Data records

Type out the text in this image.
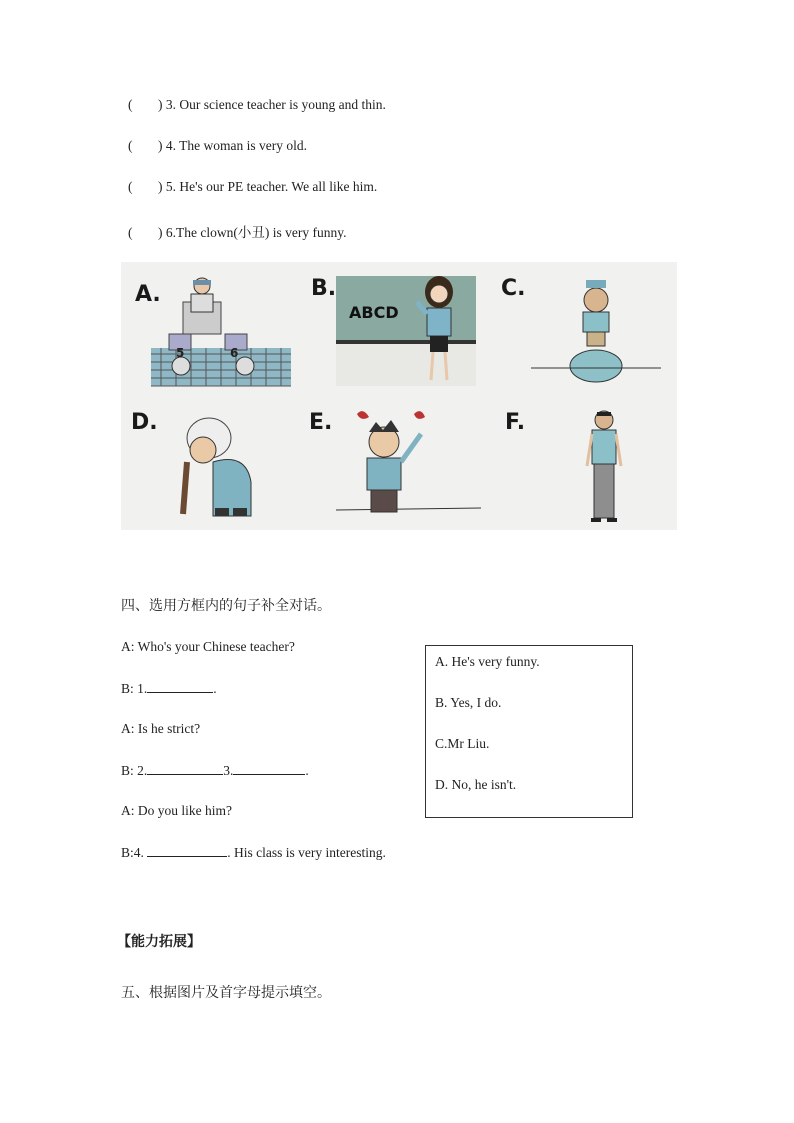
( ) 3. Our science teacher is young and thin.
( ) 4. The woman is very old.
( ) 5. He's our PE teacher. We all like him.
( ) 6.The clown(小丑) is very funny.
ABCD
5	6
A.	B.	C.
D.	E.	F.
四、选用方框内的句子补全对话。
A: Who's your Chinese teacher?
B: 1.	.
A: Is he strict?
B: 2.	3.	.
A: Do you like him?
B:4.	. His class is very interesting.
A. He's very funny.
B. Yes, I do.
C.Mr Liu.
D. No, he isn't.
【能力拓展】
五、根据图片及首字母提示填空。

--

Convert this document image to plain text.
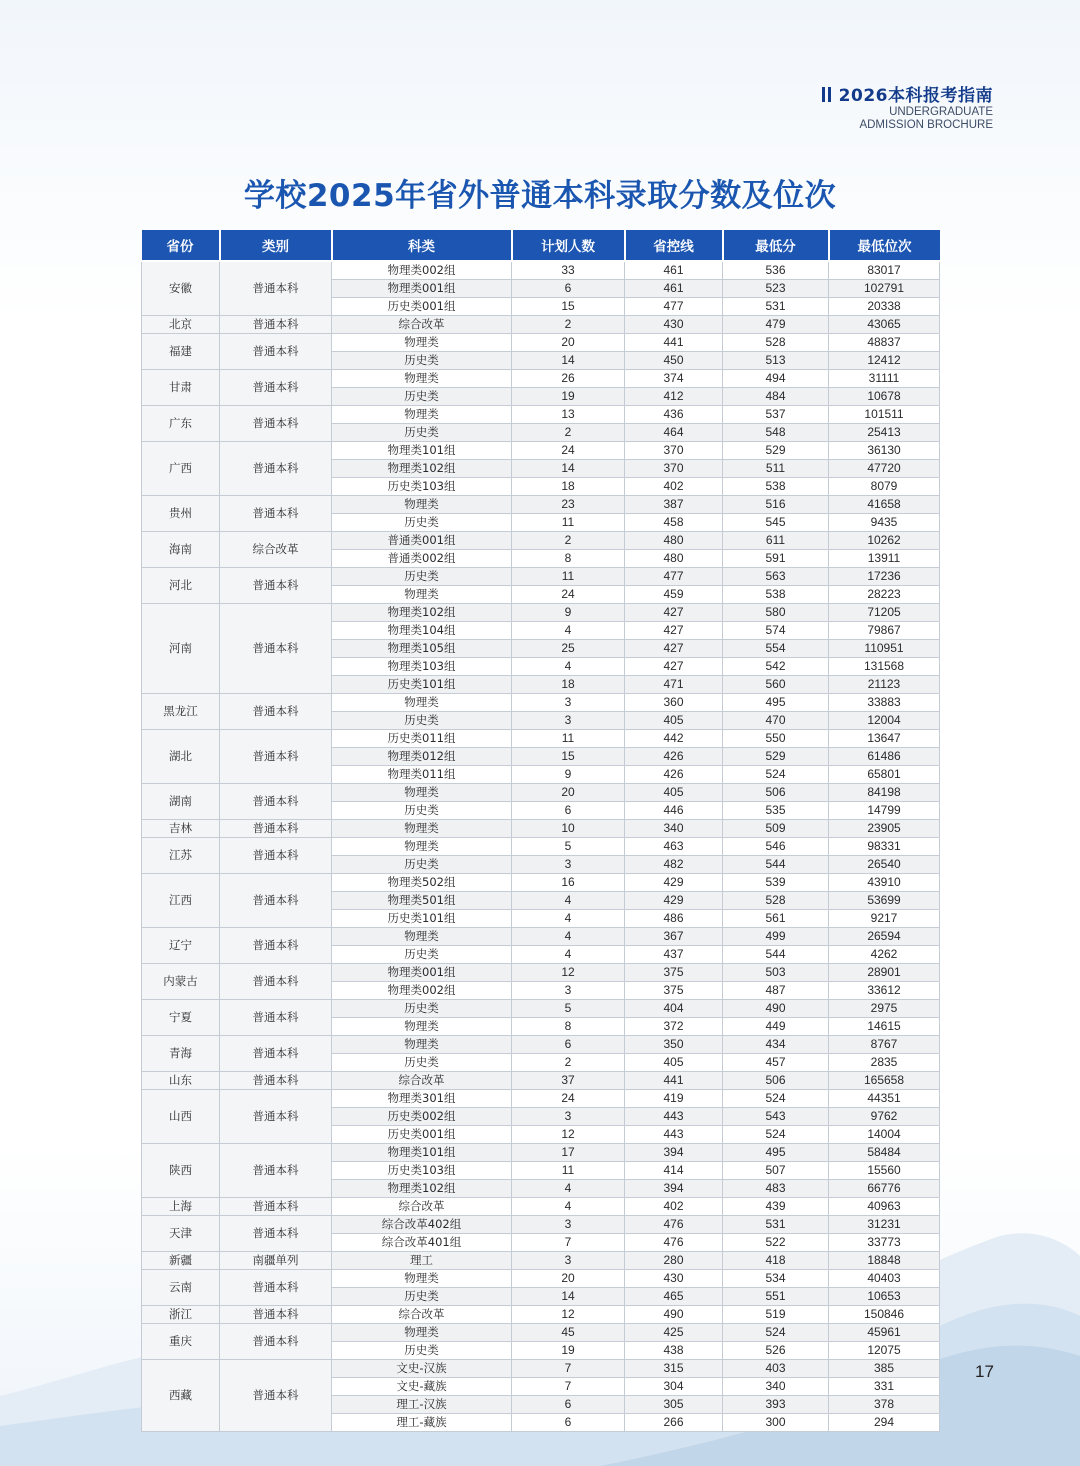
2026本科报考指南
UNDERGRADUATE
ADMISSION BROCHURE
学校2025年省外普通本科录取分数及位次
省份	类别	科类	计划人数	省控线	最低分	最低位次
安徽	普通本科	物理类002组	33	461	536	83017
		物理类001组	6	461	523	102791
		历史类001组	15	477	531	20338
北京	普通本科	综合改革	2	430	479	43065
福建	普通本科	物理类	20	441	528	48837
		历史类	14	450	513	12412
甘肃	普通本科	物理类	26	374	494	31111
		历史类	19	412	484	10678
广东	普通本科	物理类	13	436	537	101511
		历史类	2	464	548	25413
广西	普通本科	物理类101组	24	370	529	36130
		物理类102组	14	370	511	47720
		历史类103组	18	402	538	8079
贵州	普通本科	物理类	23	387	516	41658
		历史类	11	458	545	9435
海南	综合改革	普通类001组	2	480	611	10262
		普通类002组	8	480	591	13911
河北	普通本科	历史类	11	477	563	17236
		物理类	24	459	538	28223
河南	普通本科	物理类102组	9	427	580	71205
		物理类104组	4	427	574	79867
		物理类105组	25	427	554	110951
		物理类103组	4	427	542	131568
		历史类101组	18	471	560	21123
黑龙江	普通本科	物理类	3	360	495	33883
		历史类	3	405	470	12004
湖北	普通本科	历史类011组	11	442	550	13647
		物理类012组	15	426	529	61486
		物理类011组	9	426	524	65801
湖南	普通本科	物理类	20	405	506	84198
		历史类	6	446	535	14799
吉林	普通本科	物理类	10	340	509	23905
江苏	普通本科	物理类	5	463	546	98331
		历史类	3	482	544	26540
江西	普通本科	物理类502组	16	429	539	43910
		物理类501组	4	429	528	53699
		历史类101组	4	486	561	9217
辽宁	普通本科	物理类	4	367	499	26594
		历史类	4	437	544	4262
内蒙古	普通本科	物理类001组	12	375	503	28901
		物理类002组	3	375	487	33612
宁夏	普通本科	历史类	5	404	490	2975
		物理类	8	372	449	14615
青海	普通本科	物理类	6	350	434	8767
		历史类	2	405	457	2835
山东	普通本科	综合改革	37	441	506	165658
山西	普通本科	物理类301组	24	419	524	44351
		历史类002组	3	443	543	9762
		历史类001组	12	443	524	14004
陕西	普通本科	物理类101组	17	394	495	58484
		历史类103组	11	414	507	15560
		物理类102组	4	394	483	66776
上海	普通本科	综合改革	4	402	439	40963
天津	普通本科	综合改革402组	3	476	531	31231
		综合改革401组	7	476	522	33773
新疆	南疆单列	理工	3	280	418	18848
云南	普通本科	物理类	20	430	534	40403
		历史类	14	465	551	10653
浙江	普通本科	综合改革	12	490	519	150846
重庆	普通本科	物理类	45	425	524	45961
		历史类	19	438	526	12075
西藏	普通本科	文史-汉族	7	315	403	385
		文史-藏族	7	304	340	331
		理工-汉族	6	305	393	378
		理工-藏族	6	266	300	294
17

__What to produce__: Which lines contain "image"? Copy each of them.

__Solution to the exercise__:
Type out the text in this image.
Convert this document image to plain text.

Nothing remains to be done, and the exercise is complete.